• Problem: Go through the records and copy each line where the word "corporal" occurs.

• Supplied entries:
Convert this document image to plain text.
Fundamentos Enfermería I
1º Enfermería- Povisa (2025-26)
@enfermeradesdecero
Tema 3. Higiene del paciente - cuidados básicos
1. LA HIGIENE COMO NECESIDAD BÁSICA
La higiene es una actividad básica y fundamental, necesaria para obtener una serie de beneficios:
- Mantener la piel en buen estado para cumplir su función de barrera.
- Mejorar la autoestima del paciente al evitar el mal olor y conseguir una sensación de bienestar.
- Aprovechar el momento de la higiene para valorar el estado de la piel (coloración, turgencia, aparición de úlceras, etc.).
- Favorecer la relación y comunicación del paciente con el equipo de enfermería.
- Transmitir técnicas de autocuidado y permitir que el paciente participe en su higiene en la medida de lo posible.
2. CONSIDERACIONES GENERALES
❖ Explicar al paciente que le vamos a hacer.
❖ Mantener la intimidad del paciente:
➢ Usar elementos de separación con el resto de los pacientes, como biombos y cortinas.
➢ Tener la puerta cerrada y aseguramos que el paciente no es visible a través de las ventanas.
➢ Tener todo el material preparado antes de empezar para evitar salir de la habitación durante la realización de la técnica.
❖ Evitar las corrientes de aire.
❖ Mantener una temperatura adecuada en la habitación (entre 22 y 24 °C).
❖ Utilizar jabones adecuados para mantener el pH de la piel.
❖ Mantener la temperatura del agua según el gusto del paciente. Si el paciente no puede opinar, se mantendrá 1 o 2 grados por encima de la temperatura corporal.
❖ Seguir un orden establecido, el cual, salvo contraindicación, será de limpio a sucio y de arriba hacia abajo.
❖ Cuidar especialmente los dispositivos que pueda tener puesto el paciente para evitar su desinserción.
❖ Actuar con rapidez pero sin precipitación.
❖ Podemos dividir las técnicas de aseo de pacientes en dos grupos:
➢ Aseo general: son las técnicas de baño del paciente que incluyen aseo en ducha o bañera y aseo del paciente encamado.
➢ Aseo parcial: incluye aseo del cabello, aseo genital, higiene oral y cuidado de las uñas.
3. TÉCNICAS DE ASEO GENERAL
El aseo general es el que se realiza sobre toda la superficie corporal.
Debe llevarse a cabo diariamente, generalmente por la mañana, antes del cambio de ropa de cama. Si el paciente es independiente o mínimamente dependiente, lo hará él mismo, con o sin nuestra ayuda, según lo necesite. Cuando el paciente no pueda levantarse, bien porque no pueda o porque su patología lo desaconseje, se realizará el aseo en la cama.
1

• Answer for the task:
❖ Mantener la temperatura del agua según el gusto del paciente. Si el paciente no puede opinar, se mantendrá 1 o 2 grados por encima de la temperatura corporal.
El aseo general es el que se realiza sobre toda la superficie corporal.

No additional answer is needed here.